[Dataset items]
-*-*-
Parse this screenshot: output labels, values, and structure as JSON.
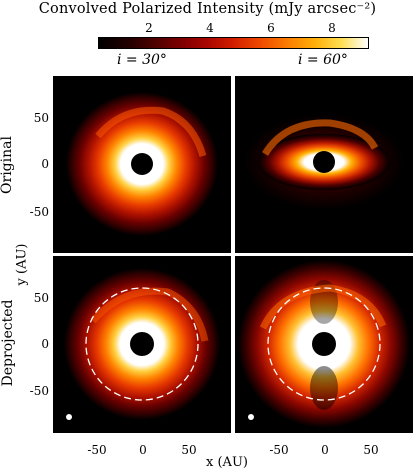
{
  "figure": {
    "title": "Convolved Polarized Intensity (mJy arcsec⁻²)",
    "colorbar": {
      "ticks": [
        "2",
        "4",
        "6",
        "8"
      ],
      "tick_values": [
        2,
        4,
        6,
        8
      ],
      "range": [
        0,
        9.2
      ]
    },
    "columns": [
      {
        "label": "i = 30°"
      },
      {
        "label": "i = 60°"
      }
    ],
    "rows": [
      {
        "label": "Original"
      },
      {
        "label": "Deprojected"
      }
    ],
    "y_axis": {
      "label": "y (AU)",
      "ticks": [
        "50",
        "0",
        "-50"
      ],
      "tick_values": [
        50,
        0,
        -50
      ]
    },
    "x_axis": {
      "label": "x (AU)",
      "ticks": [
        "-50",
        "0",
        "50"
      ],
      "tick_values": [
        -50,
        0,
        50
      ]
    },
    "axis_range_au": [
      -95,
      95
    ],
    "colors": {
      "ring_dashed": "#ffffff",
      "mask": "#000000",
      "beam": "#ffffff"
    }
  }
}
-*-*-
● WRITTEN REQUEST
Your copy of the data should match it exactly, except that pictures are left out.

● ANSWER IN FULL
Parse this screenshot: output labels, values, and structure as JSON.
{
  "figure": {
    "title": "Convolved Polarized Intensity (mJy arcsec⁻²)",
    "colorbar": {
      "ticks": [
        "2",
        "4",
        "6",
        "8"
      ],
      "tick_values": [
        2,
        4,
        6,
        8
      ],
      "range": [
        0,
        9.2
      ]
    },
    "columns": [
      {
        "label": "i = 30°"
      },
      {
        "label": "i = 60°"
      }
    ],
    "rows": [
      {
        "label": "Original"
      },
      {
        "label": "Deprojected"
      }
    ],
    "y_axis": {
      "label": "y (AU)",
      "ticks": [
        "50",
        "0",
        "-50"
      ],
      "tick_values": [
        50,
        0,
        -50
      ]
    },
    "x_axis": {
      "label": "x (AU)",
      "ticks": [
        "-50",
        "0",
        "50"
      ],
      "tick_values": [
        -50,
        0,
        50
      ]
    },
    "axis_range_au": [
      -95,
      95
    ],
    "colors": {
      "ring_dashed": "#ffffff",
      "mask": "#000000",
      "beam": "#ffffff"
    }
  }
}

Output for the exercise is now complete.